Problem statement
Copy verbatim the lines from the one containing "social-icons-row: in xyxy=(565,1144,749,1168)" through the one containing "nav-furry-friends-link[interactable]: Furry Friends", both included, and nothing outside that span.

Data in this exercise
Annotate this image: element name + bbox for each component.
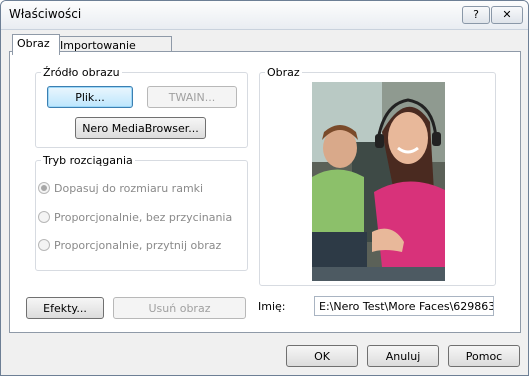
close-button[interactable]: ✕ bbox=[491, 6, 523, 24]
preview-label: Obraz bbox=[265, 66, 302, 79]
radio-circle bbox=[38, 211, 50, 223]
radio-label: Proporcjonalnie, przytnij obraz bbox=[54, 239, 222, 252]
file-button[interactable]: Plik... bbox=[47, 86, 133, 108]
ok-button[interactable]: OK bbox=[286, 345, 358, 367]
help-title-button[interactable]: ? bbox=[462, 6, 490, 24]
name-label: Imię: bbox=[258, 300, 286, 313]
radio-fit-frame[interactable]: Dopasuj do rozmiaru ramki bbox=[38, 182, 203, 195]
nero-mediabrowser-button[interactable]: Nero MediaBrowser... bbox=[75, 117, 206, 139]
properties-dialog: Właściwości ? ✕ Obraz Importowanie obraz… bbox=[0, 0, 529, 376]
radio-label: Proporcjonalnie, bez przycinania bbox=[54, 211, 233, 224]
tab-obraz[interactable]: Obraz bbox=[12, 34, 60, 55]
cancel-button[interactable]: Anuluj bbox=[367, 345, 439, 367]
effects-button[interactable]: Efekty... bbox=[26, 297, 104, 319]
radio-proportional-no-crop[interactable]: Proporcjonalnie, bez przycinania bbox=[38, 211, 232, 224]
twain-button[interactable]: TWAIN... bbox=[147, 86, 237, 108]
question-icon: ? bbox=[473, 8, 479, 21]
radio-label: Dopasuj do rozmiaru ramki bbox=[54, 182, 204, 195]
image-source-label: Źródło obrazu bbox=[41, 66, 122, 79]
help-button[interactable]: Pomoc bbox=[448, 345, 520, 367]
radio-circle bbox=[38, 239, 50, 251]
window-title: Właściwości bbox=[9, 7, 82, 21]
radio-circle bbox=[38, 182, 50, 194]
stretch-mode-label: Tryb rozciągania bbox=[41, 154, 135, 167]
radio-proportional-crop[interactable]: Proporcjonalnie, przytnij obraz bbox=[38, 239, 221, 252]
tab-label: Obraz bbox=[17, 37, 50, 50]
remove-image-button[interactable]: Usuń obraz bbox=[113, 297, 246, 319]
title-bar: Właściwości ? ✕ bbox=[1, 1, 528, 30]
preview-image bbox=[312, 82, 445, 281]
close-icon: ✕ bbox=[502, 8, 512, 21]
name-input[interactable]: E:\Nero Test\More Faces\6298634- bbox=[314, 296, 494, 316]
photo-illustration bbox=[312, 82, 445, 281]
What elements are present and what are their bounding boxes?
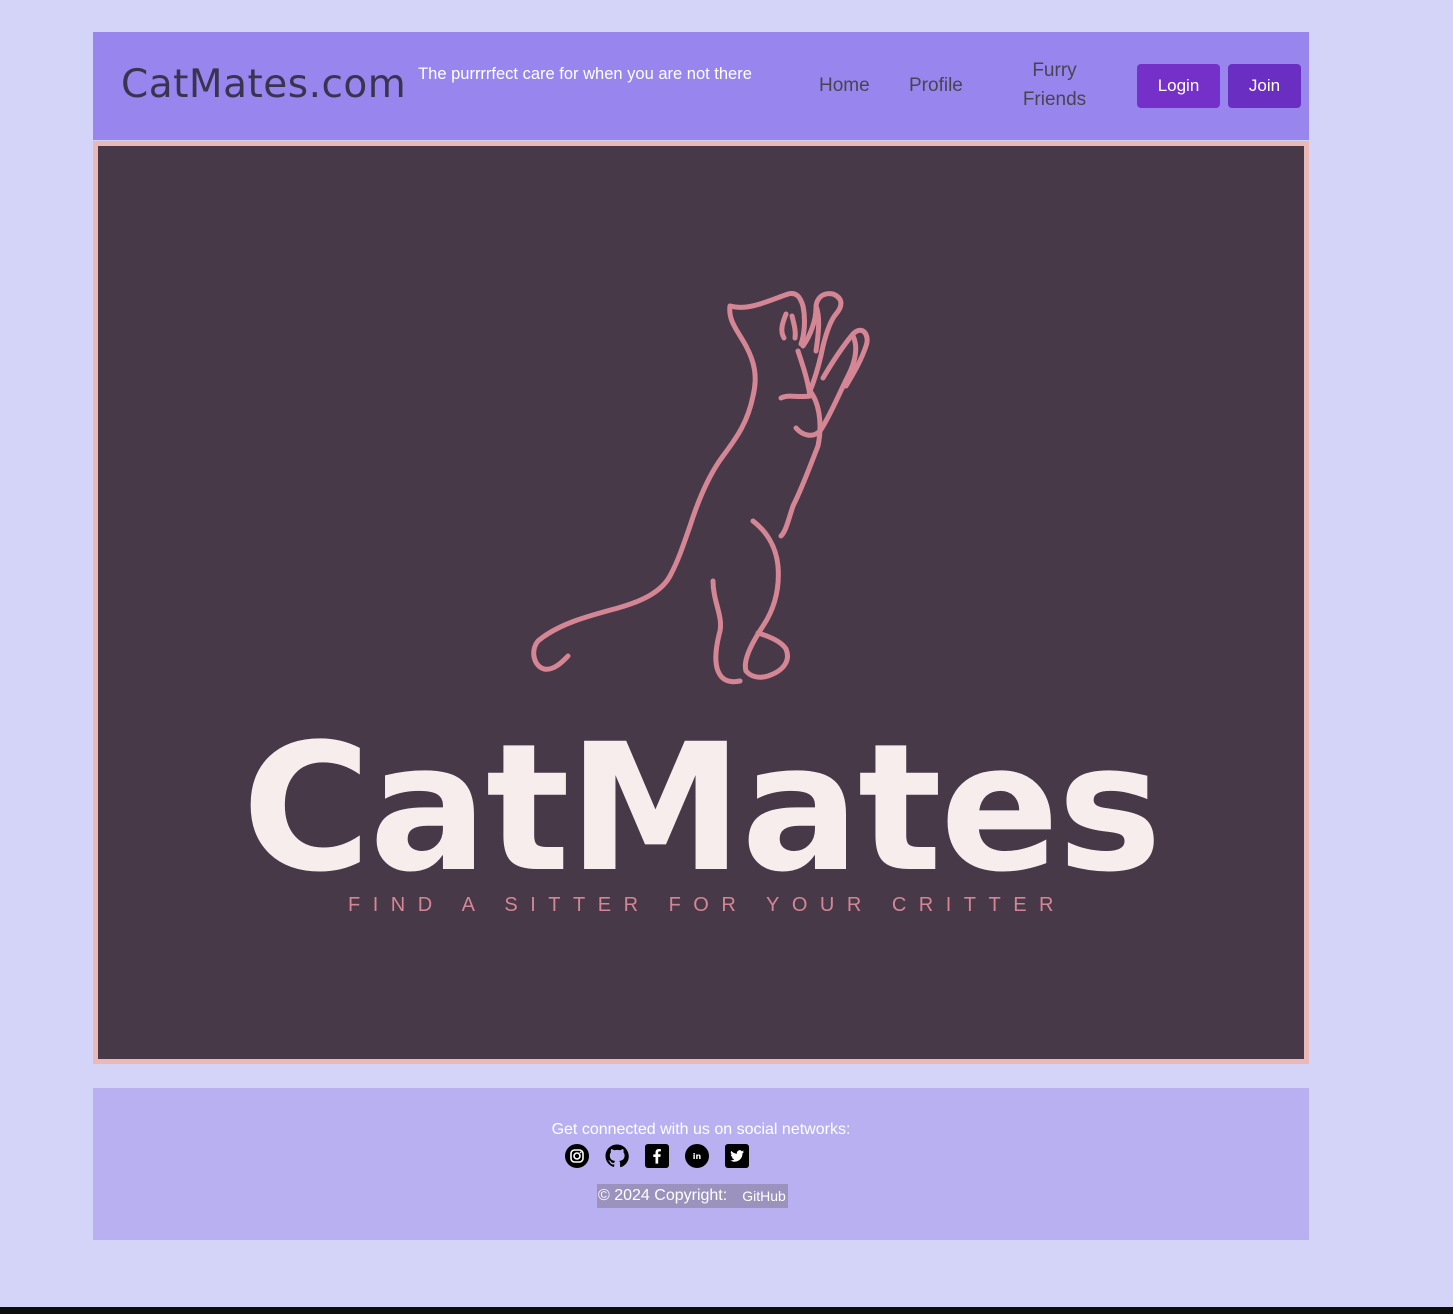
social-icons-row: in xyxy=(565,1144,749,1168)
nav-home-link[interactable]: Home xyxy=(819,71,870,100)
footer: Get connected with us on social networks… xyxy=(93,1088,1309,1240)
navbar: CatMates.com The purrrrfect care for whe… xyxy=(93,32,1309,140)
login-button[interactable]: Login xyxy=(1137,64,1220,108)
nav-profile-link[interactable]: Profile xyxy=(909,71,963,100)
facebook-icon[interactable] xyxy=(645,1144,669,1168)
github-link[interactable]: GitHub xyxy=(742,1188,787,1204)
twitter-icon[interactable] xyxy=(725,1144,749,1168)
join-button[interactable]: Join xyxy=(1228,64,1301,108)
brand-logo-text[interactable]: CatMates.com xyxy=(121,62,406,107)
github-icon[interactable] xyxy=(605,1144,629,1168)
hero-banner: CatMates FIND A SITTER FOR YOUR CRITTER xyxy=(93,141,1309,1064)
svg-text:in: in xyxy=(693,1152,702,1161)
bottom-edge-bar xyxy=(0,1307,1453,1314)
copyright-text: © 2024 Copyright: xyxy=(598,1187,728,1204)
cat-line-art-icon xyxy=(531,291,870,685)
tagline: The purrrrfect care for when you are not… xyxy=(418,65,752,83)
hero-title: CatMates xyxy=(241,706,1162,911)
hero-subtitle: FIND A SITTER FOR YOUR CRITTER xyxy=(348,894,1066,916)
nav-furry-friends-link[interactable]: Furry Friends xyxy=(1008,56,1101,114)
social-networks-text: Get connected with us on social networks… xyxy=(551,1121,851,1138)
linkedin-icon[interactable]: in xyxy=(685,1144,709,1168)
instagram-icon[interactable] xyxy=(565,1144,589,1168)
copyright-bar: © 2024 Copyright: GitHub xyxy=(597,1184,788,1208)
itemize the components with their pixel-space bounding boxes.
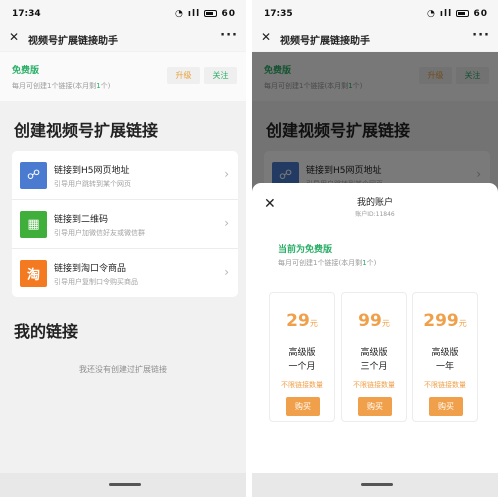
link-type-list: ☍ 链接到H5网页地址 引导用户跳转到某个网页 › ▦ 链接到二维码 引导用户加… (12, 151, 238, 297)
status-bar: 17:34 ◔ ıll 60 (0, 0, 246, 27)
plan-desc-suffix: 个) (366, 259, 377, 267)
item-sub: 引导用户跳转到某个网页 (54, 180, 131, 188)
plan-feature: 不限链接数量 (281, 381, 323, 389)
empty-text: 我还没有创建过扩展链接 (79, 365, 167, 374)
more-icon[interactable]: ··· (472, 28, 490, 43)
status-time: 17:34 (12, 9, 41, 19)
plan-tier: 高级版 (360, 348, 388, 358)
plan-price: 29元 (270, 311, 334, 331)
status-time: 17:35 (264, 9, 293, 19)
price-unit: 元 (381, 319, 390, 328)
nav-title: 视频号扩展链接助手 (280, 36, 370, 47)
chevron-right-icon: › (224, 216, 229, 230)
status-icons: ◔ ıll 60 (427, 9, 488, 19)
home-indicator[interactable] (361, 483, 393, 486)
nav-bar: ✕ 视频号扩展链接助手 ··· (252, 27, 498, 51)
upgrade-button[interactable]: 升级 (167, 67, 200, 84)
nav-title: 视频号扩展链接助手 (28, 36, 118, 47)
list-item-h5[interactable]: ☍ 链接到H5网页地址 引导用户跳转到某个网页 › (12, 151, 238, 200)
close-icon[interactable]: ✕ (9, 30, 19, 44)
buy-button[interactable]: 购买 (358, 397, 392, 416)
close-icon[interactable]: ✕ (261, 30, 271, 44)
plan-duration: 三个月 (360, 362, 388, 372)
battery-icon (204, 10, 218, 17)
price-value: 99 (358, 311, 382, 331)
plan-bar: 免费版 每月可创建1个链接(本月剩1个) 升级 关注 (0, 52, 246, 101)
plan-feature: 不限链接数量 (353, 381, 395, 389)
chevron-right-icon: › (224, 265, 229, 279)
status-bar: 17:35 ◔ ıll 60 (252, 0, 498, 27)
plan-tier: 高级版 (431, 348, 459, 358)
follow-button[interactable]: 关注 (204, 67, 237, 84)
plan-card-monthly: 29元 高级版 一个月 不限链接数量 购买 (269, 292, 335, 422)
list-item-qrcode[interactable]: ▦ 链接到二维码 引导用户加微信好友或微信群 › (12, 200, 238, 249)
plan-desc: 每月可创建1个链接(本月剩1个) (12, 81, 110, 91)
home-indicator[interactable] (109, 483, 141, 486)
battery-level: 60 (473, 9, 488, 19)
plan-duration: 一个月 (288, 362, 316, 372)
buy-button[interactable]: 购买 (286, 397, 320, 416)
price-unit: 元 (458, 319, 467, 328)
sheet-title: 我的账户 (356, 198, 393, 208)
plan-feature: 不限链接数量 (424, 381, 466, 389)
nav-bar: ✕ 视频号扩展链接助手 ··· (0, 27, 246, 51)
plan-duration: 一年 (435, 362, 454, 372)
plan-desc-prefix: 每月可创建1个链接(本月剩 (278, 259, 363, 267)
signal-icon: ◔ ıll (426, 9, 453, 19)
plan-card-quarterly: 99元 高级版 三个月 不限链接数量 购买 (341, 292, 407, 422)
list-item-taobao[interactable]: 淘 链接到淘口令商品 引导用户复制口令购买商品 › (12, 249, 238, 298)
link-icon: ☍ (20, 162, 47, 189)
bottom-bar (0, 473, 246, 497)
battery-icon (456, 10, 470, 17)
price-value: 299 (423, 311, 459, 331)
my-links-title: 我的链接 (14, 322, 79, 341)
account-id: 账户ID:11846 (355, 211, 395, 218)
plan-desc-suffix: 个) (100, 82, 111, 90)
plan-tier: 高级版 (288, 348, 316, 358)
left-screen: 17:34 ◔ ıll 60 ✕ 视频号扩展链接助手 ··· 免费版 每月可创建… (0, 0, 246, 497)
account-sheet: ✕ 我的账户 账户ID:11846 当前为免费版 每月可创建1个链接(本月剩1个… (252, 183, 498, 497)
plan-name: 免费版 (12, 66, 40, 76)
item-sub: 引导用户加微信好友或微信群 (54, 229, 145, 237)
plan-desc-prefix: 每月可创建1个链接(本月剩 (12, 82, 97, 90)
item-sub: 引导用户复制口令购买商品 (54, 278, 138, 286)
current-plan-desc: 每月可创建1个链接(本月剩1个) (278, 258, 376, 268)
right-screen: 17:35 ◔ ıll 60 ✕ 视频号扩展链接助手 ··· 免费版 每月可创建… (252, 0, 498, 497)
plan-card-yearly: 299元 高级版 一年 不限链接数量 购买 (412, 292, 478, 422)
plan-price: 299元 (413, 311, 477, 331)
price-unit: 元 (309, 319, 318, 328)
buy-button[interactable]: 购买 (429, 397, 463, 416)
item-label: 链接到淘口令商品 (54, 264, 127, 274)
bottom-bar (252, 473, 498, 497)
qrcode-icon: ▦ (20, 211, 47, 238)
chevron-right-icon: › (224, 167, 229, 181)
signal-icon: ◔ ıll (174, 9, 201, 19)
battery-level: 60 (221, 9, 236, 19)
status-icons: ◔ ıll 60 (175, 9, 236, 19)
current-plan: 当前为免费版 (278, 245, 333, 255)
item-label: 链接到二维码 (54, 215, 109, 225)
price-value: 29 (286, 311, 310, 331)
taobao-icon: 淘 (20, 260, 47, 287)
create-title: 创建视频号扩展链接 (14, 121, 159, 140)
plan-price: 99元 (342, 311, 406, 331)
more-icon[interactable]: ··· (220, 28, 238, 43)
item-label: 链接到H5网页地址 (54, 166, 130, 176)
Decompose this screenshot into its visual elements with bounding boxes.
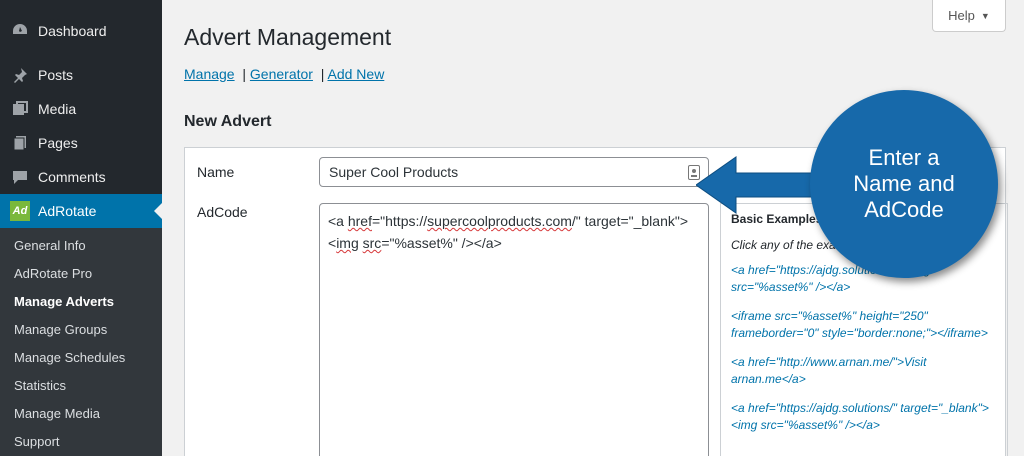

Solution below
social-icons-row: in xyxy=(565,1144,749,1168)
nav-home-link[interactable]: Home xyxy=(819,71,870,100)
footer: Get connected with us on social networks… xyxy=(93,1088,1309,1240)
navbar: CatMates.com The purrrrfect care for whe… xyxy=(93,32,1309,140)
login-button[interactable]: Login xyxy=(1137,64,1220,108)
nav-profile-link[interactable]: Profile xyxy=(909,71,963,100)
facebook-icon[interactable] xyxy=(645,1144,669,1168)
github-link[interactable]: GitHub xyxy=(742,1188,787,1204)
twitter-icon[interactable] xyxy=(725,1144,749,1168)
join-button[interactable]: Join xyxy=(1228,64,1301,108)
brand-logo-text[interactable]: CatMates.com xyxy=(121,62,406,107)
github-icon[interactable] xyxy=(605,1144,629,1168)
hero-banner: CatMates FIND A SITTER FOR YOUR CRITTER xyxy=(93,141,1309,1064)
svg-text:in: in xyxy=(693,1152,702,1161)
bottom-edge-bar xyxy=(0,1307,1453,1314)
copyright-text: © 2024 Copyright: xyxy=(598,1187,728,1204)
cat-line-art-icon xyxy=(531,291,870,685)
tagline: The purrrrfect care for when you are not… xyxy=(418,65,752,83)
hero-title: CatMates xyxy=(241,706,1162,911)
hero-subtitle: FIND A SITTER FOR YOUR CRITTER xyxy=(348,894,1066,916)
nav-furry-friends-link[interactable]: Furry Friends xyxy=(1008,56,1101,114)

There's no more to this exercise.